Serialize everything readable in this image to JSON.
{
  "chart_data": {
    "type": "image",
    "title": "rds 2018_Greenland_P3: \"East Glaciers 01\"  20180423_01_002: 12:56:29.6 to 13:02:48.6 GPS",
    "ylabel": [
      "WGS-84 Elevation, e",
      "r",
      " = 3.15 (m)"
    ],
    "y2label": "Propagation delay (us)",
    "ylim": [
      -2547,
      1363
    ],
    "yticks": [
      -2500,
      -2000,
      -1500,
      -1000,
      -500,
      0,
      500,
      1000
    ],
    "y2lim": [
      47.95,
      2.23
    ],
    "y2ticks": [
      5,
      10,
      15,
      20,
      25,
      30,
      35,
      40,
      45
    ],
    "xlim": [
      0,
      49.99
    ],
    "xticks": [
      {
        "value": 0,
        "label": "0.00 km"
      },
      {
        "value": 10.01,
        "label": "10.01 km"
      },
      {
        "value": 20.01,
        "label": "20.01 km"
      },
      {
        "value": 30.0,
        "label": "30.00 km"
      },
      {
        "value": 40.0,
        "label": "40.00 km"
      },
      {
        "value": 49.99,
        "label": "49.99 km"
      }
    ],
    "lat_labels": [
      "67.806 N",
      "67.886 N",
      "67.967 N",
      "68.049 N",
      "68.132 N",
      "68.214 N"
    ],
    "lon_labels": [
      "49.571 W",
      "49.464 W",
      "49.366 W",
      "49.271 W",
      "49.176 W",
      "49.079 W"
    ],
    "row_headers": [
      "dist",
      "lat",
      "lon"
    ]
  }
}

■ ■ ■ ■

What the task asks ▸ Make an exact copy of the records.

Correct output ▸
Serialize everything readable in this image to JSON.
{
  "chart_data": {
    "type": "image",
    "title": "rds 2018_Greenland_P3: \"East Glaciers 01\"  20180423_01_002: 12:56:29.6 to 13:02:48.6 GPS",
    "ylabel": [
      "WGS-84 Elevation, e",
      "r",
      " = 3.15 (m)"
    ],
    "y2label": "Propagation delay (us)",
    "ylim": [
      -2547,
      1363
    ],
    "yticks": [
      -2500,
      -2000,
      -1500,
      -1000,
      -500,
      0,
      500,
      1000
    ],
    "y2lim": [
      47.95,
      2.23
    ],
    "y2ticks": [
      5,
      10,
      15,
      20,
      25,
      30,
      35,
      40,
      45
    ],
    "xlim": [
      0,
      49.99
    ],
    "xticks": [
      {
        "value": 0,
        "label": "0.00 km"
      },
      {
        "value": 10.01,
        "label": "10.01 km"
      },
      {
        "value": 20.01,
        "label": "20.01 km"
      },
      {
        "value": 30.0,
        "label": "30.00 km"
      },
      {
        "value": 40.0,
        "label": "40.00 km"
      },
      {
        "value": 49.99,
        "label": "49.99 km"
      }
    ],
    "lat_labels": [
      "67.806 N",
      "67.886 N",
      "67.967 N",
      "68.049 N",
      "68.132 N",
      "68.214 N"
    ],
    "lon_labels": [
      "49.571 W",
      "49.464 W",
      "49.366 W",
      "49.271 W",
      "49.176 W",
      "49.079 W"
    ],
    "row_headers": [
      "dist",
      "lat",
      "lon"
    ]
  }
}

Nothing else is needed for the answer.